Prompt:
Copy every line of the entries that includes the word "Expression".

--- START Excerpted data ---

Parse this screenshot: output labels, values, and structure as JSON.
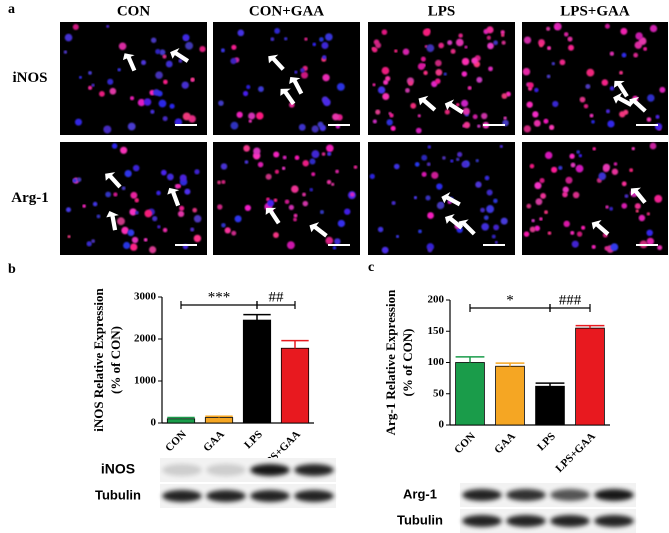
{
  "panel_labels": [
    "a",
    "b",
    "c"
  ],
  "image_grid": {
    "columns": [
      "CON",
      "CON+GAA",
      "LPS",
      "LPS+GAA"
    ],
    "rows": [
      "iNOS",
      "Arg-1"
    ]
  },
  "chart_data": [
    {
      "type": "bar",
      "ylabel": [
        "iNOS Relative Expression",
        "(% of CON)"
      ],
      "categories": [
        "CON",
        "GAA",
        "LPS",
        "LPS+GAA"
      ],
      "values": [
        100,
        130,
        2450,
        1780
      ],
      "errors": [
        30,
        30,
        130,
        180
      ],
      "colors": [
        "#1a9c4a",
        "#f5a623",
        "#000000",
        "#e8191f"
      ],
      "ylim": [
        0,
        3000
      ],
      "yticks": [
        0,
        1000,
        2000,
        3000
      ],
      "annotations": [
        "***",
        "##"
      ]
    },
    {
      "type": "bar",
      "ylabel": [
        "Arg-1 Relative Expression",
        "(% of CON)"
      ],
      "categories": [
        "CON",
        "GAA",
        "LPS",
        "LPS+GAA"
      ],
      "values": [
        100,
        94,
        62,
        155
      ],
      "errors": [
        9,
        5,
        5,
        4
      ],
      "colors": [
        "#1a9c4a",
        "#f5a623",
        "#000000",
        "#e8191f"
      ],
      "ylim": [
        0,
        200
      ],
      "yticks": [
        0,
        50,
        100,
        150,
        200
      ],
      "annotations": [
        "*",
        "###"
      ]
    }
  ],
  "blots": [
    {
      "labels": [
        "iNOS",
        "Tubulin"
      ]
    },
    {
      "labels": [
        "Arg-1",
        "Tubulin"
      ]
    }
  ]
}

--- END Excerpted data ---
--- START Excerpted data ---

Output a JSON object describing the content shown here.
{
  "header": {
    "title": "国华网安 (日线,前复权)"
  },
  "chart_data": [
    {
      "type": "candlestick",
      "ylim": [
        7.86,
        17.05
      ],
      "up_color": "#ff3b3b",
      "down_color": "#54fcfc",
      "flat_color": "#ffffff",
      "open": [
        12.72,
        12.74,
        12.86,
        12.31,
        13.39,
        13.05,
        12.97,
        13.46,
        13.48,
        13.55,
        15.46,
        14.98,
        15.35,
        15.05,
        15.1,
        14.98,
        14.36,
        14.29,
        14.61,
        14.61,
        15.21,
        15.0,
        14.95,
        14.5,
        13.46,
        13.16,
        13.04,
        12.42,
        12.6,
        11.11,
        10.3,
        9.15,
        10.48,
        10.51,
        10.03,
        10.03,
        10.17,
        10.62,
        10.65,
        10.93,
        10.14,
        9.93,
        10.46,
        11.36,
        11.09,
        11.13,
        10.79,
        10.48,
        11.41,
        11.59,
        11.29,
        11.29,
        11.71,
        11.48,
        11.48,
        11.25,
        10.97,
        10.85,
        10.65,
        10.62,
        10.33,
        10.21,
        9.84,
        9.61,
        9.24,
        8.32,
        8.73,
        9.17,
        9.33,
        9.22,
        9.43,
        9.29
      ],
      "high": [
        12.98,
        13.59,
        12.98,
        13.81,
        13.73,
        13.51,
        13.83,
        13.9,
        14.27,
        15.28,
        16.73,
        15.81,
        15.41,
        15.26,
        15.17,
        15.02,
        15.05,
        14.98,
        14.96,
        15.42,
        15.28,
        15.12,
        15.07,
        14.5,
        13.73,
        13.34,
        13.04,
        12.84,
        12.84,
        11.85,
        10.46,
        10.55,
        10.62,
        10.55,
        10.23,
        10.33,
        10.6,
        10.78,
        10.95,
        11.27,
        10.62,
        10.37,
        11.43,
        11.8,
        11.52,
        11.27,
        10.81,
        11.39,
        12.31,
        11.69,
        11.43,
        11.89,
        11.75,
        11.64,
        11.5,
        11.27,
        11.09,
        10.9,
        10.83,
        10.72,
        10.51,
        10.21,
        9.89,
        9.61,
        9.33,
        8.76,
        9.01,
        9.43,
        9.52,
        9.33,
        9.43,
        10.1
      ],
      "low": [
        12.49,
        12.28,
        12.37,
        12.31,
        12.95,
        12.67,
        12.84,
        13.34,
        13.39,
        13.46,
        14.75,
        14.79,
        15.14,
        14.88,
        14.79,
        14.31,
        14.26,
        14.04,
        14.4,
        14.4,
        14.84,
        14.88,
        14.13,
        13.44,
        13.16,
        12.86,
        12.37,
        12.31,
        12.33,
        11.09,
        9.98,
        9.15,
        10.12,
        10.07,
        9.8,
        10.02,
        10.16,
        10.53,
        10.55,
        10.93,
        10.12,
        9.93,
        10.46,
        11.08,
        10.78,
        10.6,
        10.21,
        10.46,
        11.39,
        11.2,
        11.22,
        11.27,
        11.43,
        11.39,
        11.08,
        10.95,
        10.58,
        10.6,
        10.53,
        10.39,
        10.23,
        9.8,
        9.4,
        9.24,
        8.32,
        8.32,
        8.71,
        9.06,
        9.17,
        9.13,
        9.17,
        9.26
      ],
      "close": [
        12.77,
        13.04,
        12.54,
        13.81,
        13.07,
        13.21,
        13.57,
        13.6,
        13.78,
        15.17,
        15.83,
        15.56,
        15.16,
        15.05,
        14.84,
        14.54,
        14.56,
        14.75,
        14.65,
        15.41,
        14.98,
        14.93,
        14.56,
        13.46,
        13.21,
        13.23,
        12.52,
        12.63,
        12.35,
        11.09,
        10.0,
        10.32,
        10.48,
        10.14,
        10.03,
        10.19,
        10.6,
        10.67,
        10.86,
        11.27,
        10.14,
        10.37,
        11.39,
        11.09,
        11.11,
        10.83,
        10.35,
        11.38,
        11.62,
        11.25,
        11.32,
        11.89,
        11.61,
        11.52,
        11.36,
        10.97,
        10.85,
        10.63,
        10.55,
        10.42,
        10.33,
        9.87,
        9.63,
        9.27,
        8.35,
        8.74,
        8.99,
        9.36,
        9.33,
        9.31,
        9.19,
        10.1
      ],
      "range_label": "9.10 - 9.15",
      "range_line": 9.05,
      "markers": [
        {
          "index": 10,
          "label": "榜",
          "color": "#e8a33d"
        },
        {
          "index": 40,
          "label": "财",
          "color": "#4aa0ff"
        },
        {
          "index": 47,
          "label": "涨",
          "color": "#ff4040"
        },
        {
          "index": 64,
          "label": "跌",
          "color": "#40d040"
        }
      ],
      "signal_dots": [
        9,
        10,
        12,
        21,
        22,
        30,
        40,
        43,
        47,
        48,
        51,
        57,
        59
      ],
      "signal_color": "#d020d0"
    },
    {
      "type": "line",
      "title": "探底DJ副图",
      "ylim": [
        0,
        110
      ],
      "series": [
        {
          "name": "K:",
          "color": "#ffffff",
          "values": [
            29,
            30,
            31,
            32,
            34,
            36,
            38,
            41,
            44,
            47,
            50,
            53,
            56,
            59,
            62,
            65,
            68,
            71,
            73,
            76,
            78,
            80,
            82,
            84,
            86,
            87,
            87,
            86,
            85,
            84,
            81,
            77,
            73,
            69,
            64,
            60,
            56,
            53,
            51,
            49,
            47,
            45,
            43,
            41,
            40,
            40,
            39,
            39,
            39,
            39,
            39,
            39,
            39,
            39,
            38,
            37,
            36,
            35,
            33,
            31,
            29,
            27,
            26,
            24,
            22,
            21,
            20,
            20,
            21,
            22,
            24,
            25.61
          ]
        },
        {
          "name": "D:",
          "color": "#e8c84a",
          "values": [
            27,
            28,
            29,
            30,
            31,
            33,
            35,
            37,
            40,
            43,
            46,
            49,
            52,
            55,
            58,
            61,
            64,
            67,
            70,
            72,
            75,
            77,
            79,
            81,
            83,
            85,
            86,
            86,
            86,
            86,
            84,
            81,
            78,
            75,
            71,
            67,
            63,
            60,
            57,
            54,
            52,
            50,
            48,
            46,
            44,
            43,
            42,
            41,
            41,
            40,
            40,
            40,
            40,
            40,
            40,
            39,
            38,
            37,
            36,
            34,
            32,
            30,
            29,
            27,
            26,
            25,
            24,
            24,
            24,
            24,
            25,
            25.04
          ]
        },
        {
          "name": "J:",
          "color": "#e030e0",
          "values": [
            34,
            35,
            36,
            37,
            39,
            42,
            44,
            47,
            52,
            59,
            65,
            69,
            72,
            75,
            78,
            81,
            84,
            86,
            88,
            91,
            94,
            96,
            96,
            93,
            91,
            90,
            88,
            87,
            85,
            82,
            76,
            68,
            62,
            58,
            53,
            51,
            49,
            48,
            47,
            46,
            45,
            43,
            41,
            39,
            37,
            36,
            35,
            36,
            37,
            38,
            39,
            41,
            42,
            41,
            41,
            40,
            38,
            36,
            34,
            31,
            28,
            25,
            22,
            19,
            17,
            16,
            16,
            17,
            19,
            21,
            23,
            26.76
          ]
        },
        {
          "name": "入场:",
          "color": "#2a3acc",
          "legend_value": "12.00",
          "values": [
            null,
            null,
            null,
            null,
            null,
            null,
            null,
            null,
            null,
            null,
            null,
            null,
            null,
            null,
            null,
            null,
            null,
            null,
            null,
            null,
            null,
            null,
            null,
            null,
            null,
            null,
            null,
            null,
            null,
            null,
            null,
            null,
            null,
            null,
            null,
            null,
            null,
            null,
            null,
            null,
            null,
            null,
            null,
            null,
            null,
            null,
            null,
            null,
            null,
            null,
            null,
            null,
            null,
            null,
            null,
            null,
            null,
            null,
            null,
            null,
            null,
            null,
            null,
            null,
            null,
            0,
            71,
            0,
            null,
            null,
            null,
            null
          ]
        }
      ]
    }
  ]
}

--- END Excerpted data ---
--- START Excerpted data ---

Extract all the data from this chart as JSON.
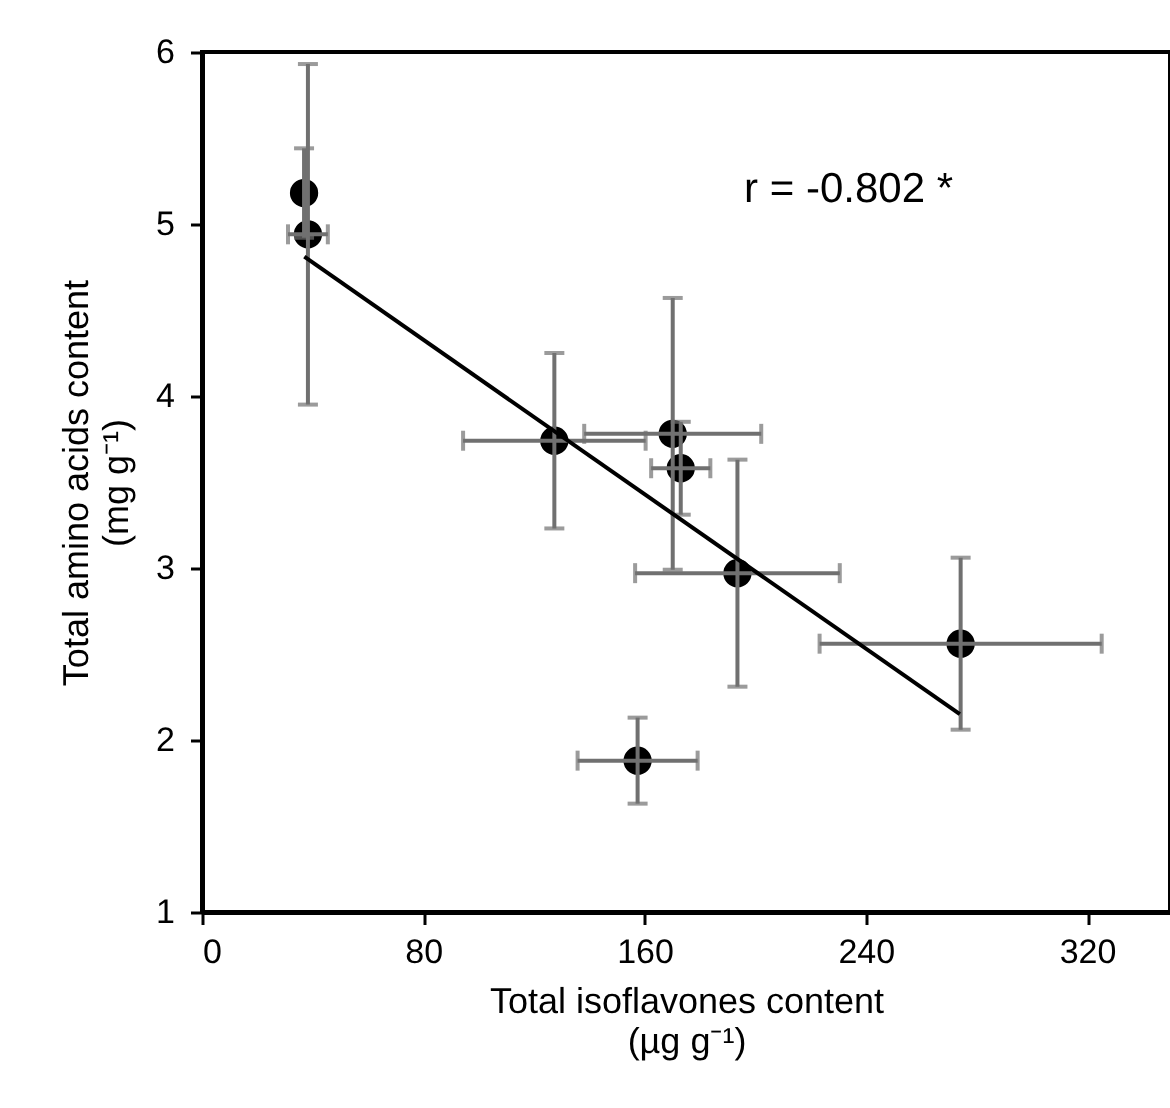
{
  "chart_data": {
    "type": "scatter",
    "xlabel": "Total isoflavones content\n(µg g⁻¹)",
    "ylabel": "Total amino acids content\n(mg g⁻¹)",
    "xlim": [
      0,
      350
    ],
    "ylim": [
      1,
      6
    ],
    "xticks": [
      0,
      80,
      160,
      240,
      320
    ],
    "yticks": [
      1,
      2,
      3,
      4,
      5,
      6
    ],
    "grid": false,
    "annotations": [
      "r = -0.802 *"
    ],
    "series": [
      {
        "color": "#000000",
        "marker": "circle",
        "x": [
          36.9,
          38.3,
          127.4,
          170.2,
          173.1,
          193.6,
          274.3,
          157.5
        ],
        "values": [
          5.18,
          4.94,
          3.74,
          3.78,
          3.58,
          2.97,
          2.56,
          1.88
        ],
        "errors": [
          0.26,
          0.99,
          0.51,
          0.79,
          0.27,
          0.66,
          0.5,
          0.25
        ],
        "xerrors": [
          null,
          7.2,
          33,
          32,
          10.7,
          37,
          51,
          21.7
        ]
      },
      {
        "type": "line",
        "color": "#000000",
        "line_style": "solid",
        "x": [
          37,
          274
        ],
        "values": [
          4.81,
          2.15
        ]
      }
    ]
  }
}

--- END Excerpted data ---

Solved problem:
        "iNOS Relative Expression",
        "Arg-1 Relative Expression",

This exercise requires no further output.